---------- INFORMATION GIVEN ----------

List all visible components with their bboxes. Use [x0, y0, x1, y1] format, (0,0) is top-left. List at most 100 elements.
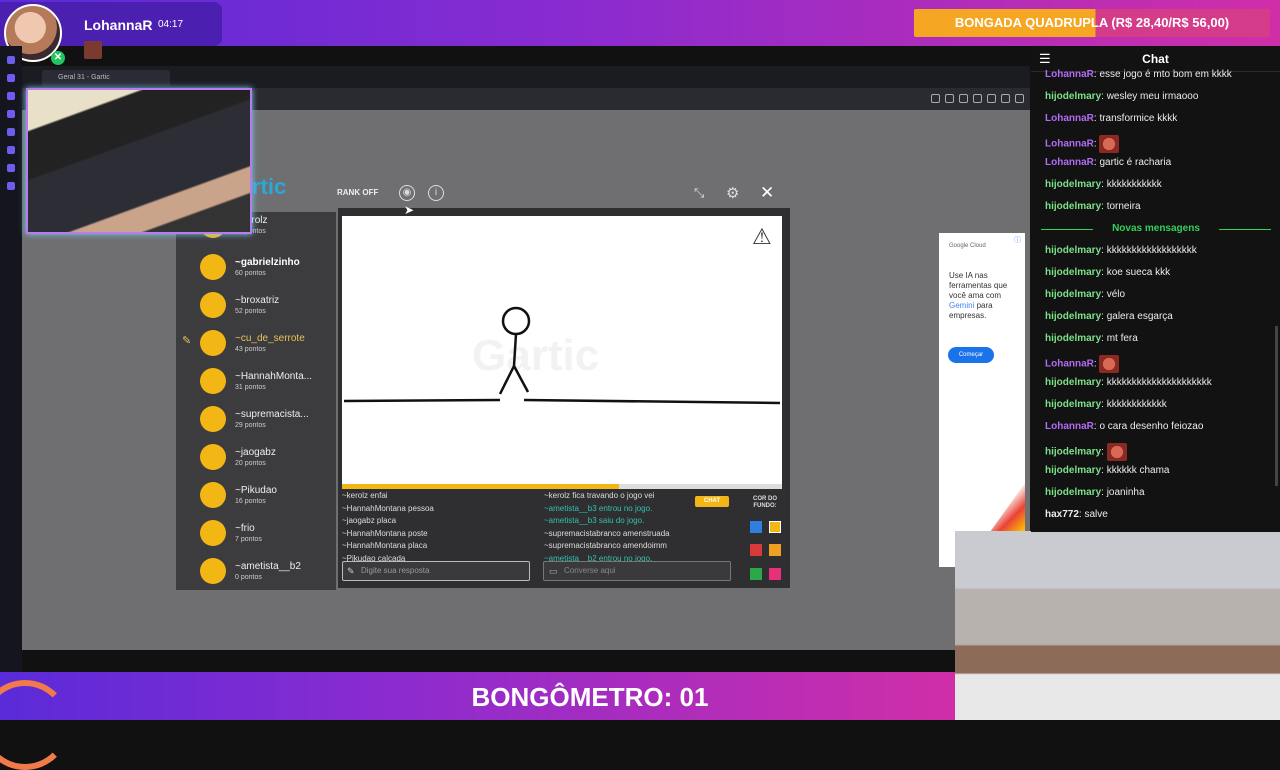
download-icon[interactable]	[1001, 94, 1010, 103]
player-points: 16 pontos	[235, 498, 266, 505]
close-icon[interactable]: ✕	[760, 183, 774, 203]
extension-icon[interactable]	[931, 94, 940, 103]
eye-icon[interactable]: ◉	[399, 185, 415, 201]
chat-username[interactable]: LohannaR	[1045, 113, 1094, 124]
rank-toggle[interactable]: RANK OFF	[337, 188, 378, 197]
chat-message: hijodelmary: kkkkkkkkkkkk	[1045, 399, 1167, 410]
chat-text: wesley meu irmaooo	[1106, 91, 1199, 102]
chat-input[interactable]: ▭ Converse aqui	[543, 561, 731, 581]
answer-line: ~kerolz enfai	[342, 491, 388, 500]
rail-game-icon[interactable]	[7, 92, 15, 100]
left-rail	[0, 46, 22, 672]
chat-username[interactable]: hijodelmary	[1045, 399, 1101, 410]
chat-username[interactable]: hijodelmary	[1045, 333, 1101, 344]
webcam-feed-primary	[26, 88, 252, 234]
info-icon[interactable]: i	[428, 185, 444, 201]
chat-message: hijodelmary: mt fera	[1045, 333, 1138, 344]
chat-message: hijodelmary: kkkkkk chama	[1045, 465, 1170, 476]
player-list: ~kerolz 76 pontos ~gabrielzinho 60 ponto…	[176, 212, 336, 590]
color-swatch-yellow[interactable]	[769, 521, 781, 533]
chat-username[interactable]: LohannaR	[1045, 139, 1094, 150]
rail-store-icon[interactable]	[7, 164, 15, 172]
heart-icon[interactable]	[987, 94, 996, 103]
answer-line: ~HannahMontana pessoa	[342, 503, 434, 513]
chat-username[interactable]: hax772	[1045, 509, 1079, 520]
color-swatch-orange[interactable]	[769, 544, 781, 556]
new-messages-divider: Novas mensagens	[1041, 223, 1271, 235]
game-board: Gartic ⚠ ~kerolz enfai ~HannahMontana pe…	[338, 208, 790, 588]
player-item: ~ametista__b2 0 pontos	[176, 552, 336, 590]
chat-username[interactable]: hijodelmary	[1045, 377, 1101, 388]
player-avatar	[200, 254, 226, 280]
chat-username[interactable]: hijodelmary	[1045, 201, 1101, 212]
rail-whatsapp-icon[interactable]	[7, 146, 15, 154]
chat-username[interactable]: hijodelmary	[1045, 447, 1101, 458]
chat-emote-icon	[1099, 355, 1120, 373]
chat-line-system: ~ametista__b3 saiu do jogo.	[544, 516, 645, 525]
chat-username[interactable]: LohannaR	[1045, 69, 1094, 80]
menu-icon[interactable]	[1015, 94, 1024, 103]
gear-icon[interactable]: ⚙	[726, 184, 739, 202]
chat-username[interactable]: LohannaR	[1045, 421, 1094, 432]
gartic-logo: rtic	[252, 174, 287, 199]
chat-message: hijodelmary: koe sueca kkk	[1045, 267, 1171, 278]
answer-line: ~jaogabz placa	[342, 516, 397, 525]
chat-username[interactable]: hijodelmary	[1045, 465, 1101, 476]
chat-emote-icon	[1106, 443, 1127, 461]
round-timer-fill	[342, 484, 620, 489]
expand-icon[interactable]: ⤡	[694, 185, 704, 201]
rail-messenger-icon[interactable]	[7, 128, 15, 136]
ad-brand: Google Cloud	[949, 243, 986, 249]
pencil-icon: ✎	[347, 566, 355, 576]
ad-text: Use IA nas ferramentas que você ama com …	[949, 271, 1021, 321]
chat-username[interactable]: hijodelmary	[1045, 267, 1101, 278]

----------

#### YOUR OBJECTIVE:
From the items above, pull out every line that contains the string "answer", treating uppercase and lowercase letters as different.

#### RESULT FOR THIS TASK:
answer-line: ~kerolz enfai	[342, 491, 388, 500]
answer-line: ~HannahMontana pessoa	[342, 503, 434, 513]
answer-line: ~jaogabz placa	[342, 516, 397, 525]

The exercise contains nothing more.